What is expected: Please print every record exactly as it stands, leaving out the pictures.

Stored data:
Content starts

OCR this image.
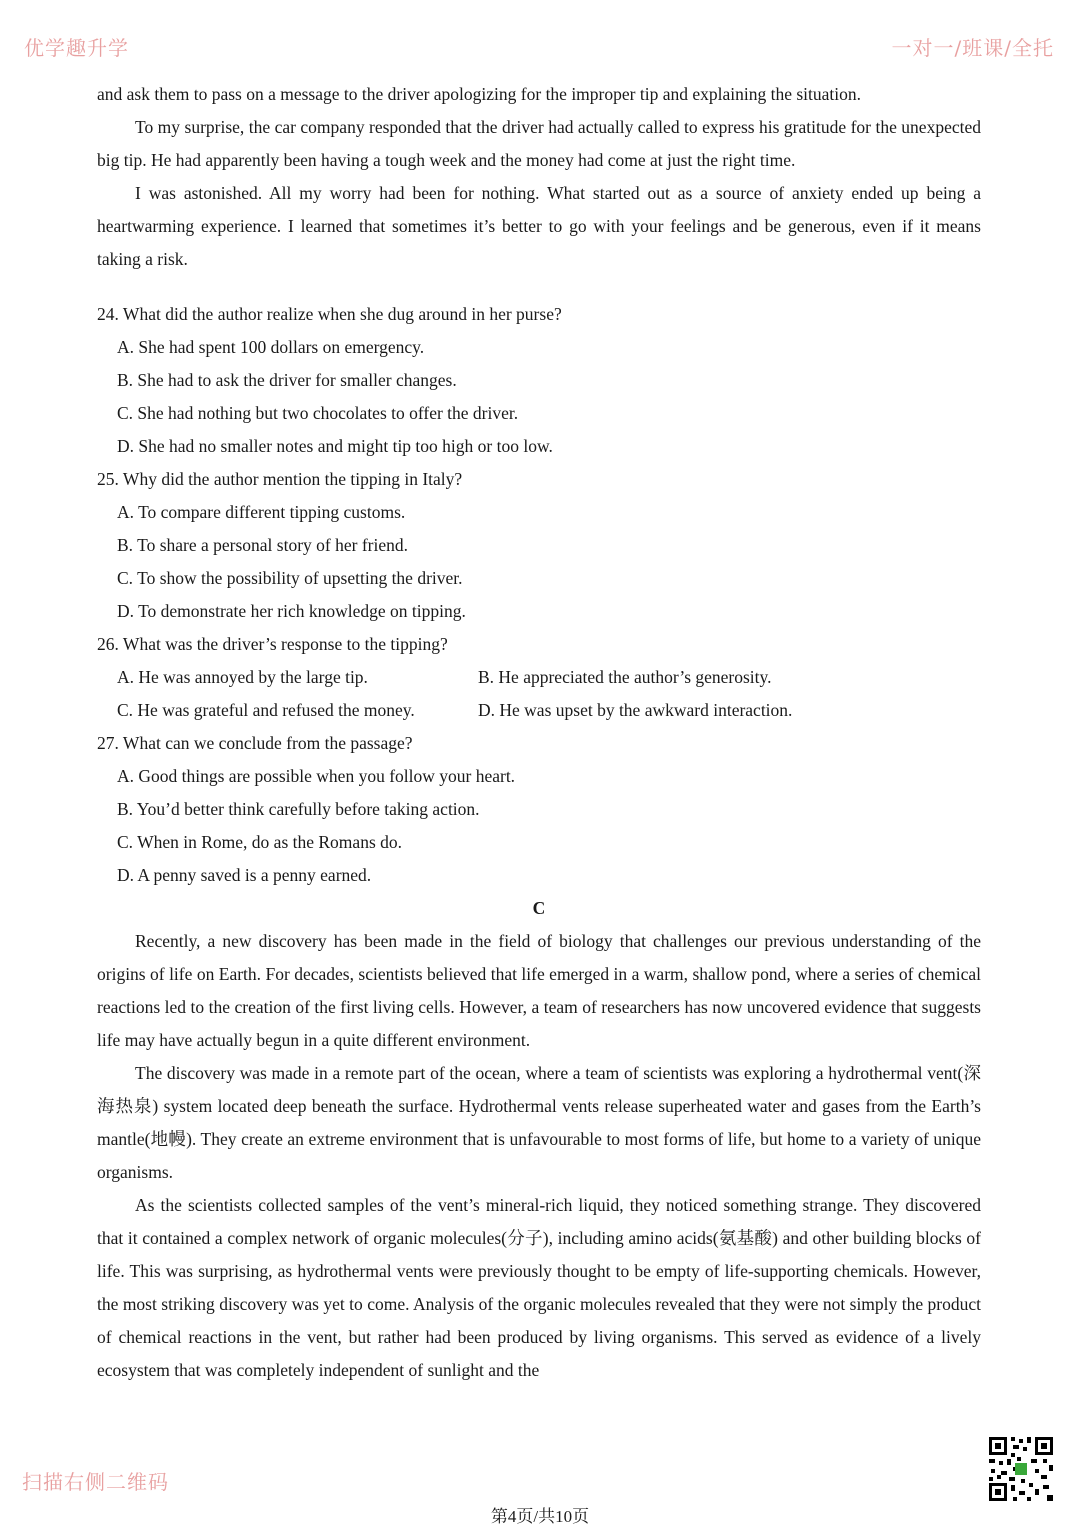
优学趣升学	一对一/班课/全托

and ask them to pass on a message to the driver apologizing for the improper tip and explaining the situation.

To my surprise, the car company responded that the driver had actually called to express his gratitude for the unexpected big tip. He had apparently been having a tough week and the money had come at just the right time.

I was astonished. All my worry had been for nothing. What started out as a source of anxiety ended up being a heartwarming experience. I learned that sometimes it’s better to go with your feelings and be generous, even if it means taking a risk.

24. What did the author realize when she dug around in her purse?

A. She had spent 100 dollars on emergency.

B. She had to ask the driver for smaller changes.

C. She had nothing but two chocolates to offer the driver.

D. She had no smaller notes and might tip too high or too low.

25. Why did the author mention the tipping in Italy?

A. To compare different tipping customs.

B. To share a personal story of her friend.

C. To show the possibility of upsetting the driver.

D. To demonstrate her rich knowledge on tipping.

26. What was the driver’s response to the tipping?

A. He was annoyed by the large tip.	B. He appreciated the author’s generosity.
C. He was grateful and refused the money.	D. He was upset by the awkward interaction.

27. What can we conclude from the passage?

A. Good things are possible when you follow your heart.

B. You’d better think carefully before taking action.

C. When in Rome, do as the Romans do.

D. A penny saved is a penny earned.

C

Recently, a new discovery has been made in the field of biology that challenges our previous understanding of the origins of life on Earth. For decades, scientists believed that life emerged in a warm, shallow pond, where a series of chemical reactions led to the creation of the first living cells. However, a team of researchers has now uncovered evidence that suggests life may have actually begun in a quite different environment.

The discovery was made in a remote part of the ocean, where a team of scientists was exploring a hydrothermal vent(深海热泉) system located deep beneath the surface. Hydrothermal vents release superheated water and gases from the Earth’s mantle(地幔). They create an extreme environment that is unfavourable to most forms of life, but home to a variety of unique organisms.

As the scientists collected samples of the vent’s mineral-rich liquid, they noticed something strange. They discovered that it contained a complex network of organic molecules(分子), including amino acids(氨基酸) and other building blocks of life. This was surprising, as hydrothermal vents were previously thought to be empty of life-supporting chemicals. However, the most striking discovery was yet to come. Analysis of the organic molecules revealed that they were not simply the product of chemical reactions in the vent, but rather had been produced by living organisms. This served as evidence of a lively ecosystem that was completely independent of sunlight and the

扫描右侧二维码
第4页/共10页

Content ends

Solution:
OCR this image.
优学趣升学	一对一/班课/全托

and ask them to pass on a message to the driver apologizing for the improper tip and explaining the situation.

To my surprise, the car company responded that the driver had actually called to express his gratitude for the unexpected big tip. He had apparently been having a tough week and the money had come at just the right time.

I was astonished. All my worry had been for nothing. What started out as a source of anxiety ended up being a heartwarming experience. I learned that sometimes it’s better to go with your feelings and be generous, even if it means taking a risk.

24. What did the author realize when she dug around in her purse?

A. She had spent 100 dollars on emergency.

B. She had to ask the driver for smaller changes.

C. She had nothing but two chocolates to offer the driver.

D. She had no smaller notes and might tip too high or too low.

25. Why did the author mention the tipping in Italy?

A. To compare different tipping customs.

B. To share a personal story of her friend.

C. To show the possibility of upsetting the driver.

D. To demonstrate her rich knowledge on tipping.

26. What was the driver’s response to the tipping?

A. He was annoyed by the large tip.	B. He appreciated the author’s generosity.
C. He was grateful and refused the money.	D. He was upset by the awkward interaction.

27. What can we conclude from the passage?

A. Good things are possible when you follow your heart.

B. You’d better think carefully before taking action.

C. When in Rome, do as the Romans do.

D. A penny saved is a penny earned.

C

Recently, a new discovery has been made in the field of biology that challenges our previous understanding of the origins of life on Earth. For decades, scientists believed that life emerged in a warm, shallow pond, where a series of chemical reactions led to the creation of the first living cells. However, a team of researchers has now uncovered evidence that suggests life may have actually begun in a quite different environment.

The discovery was made in a remote part of the ocean, where a team of scientists was exploring a hydrothermal vent(深海热泉) system located deep beneath the surface. Hydrothermal vents release superheated water and gases from the Earth’s mantle(地幔). They create an extreme environment that is unfavourable to most forms of life, but home to a variety of unique organisms.

As the scientists collected samples of the vent’s mineral-rich liquid, they noticed something strange. They discovered that it contained a complex network of organic molecules(分子), including amino acids(氨基酸) and other building blocks of life. This was surprising, as hydrothermal vents were previously thought to be empty of life-supporting chemicals. However, the most striking discovery was yet to come. Analysis of the organic molecules revealed that they were not simply the product of chemical reactions in the vent, but rather had been produced by living organisms. This served as evidence of a lively ecosystem that was completely independent of sunlight and the

扫描右侧二维码
第4页/共10页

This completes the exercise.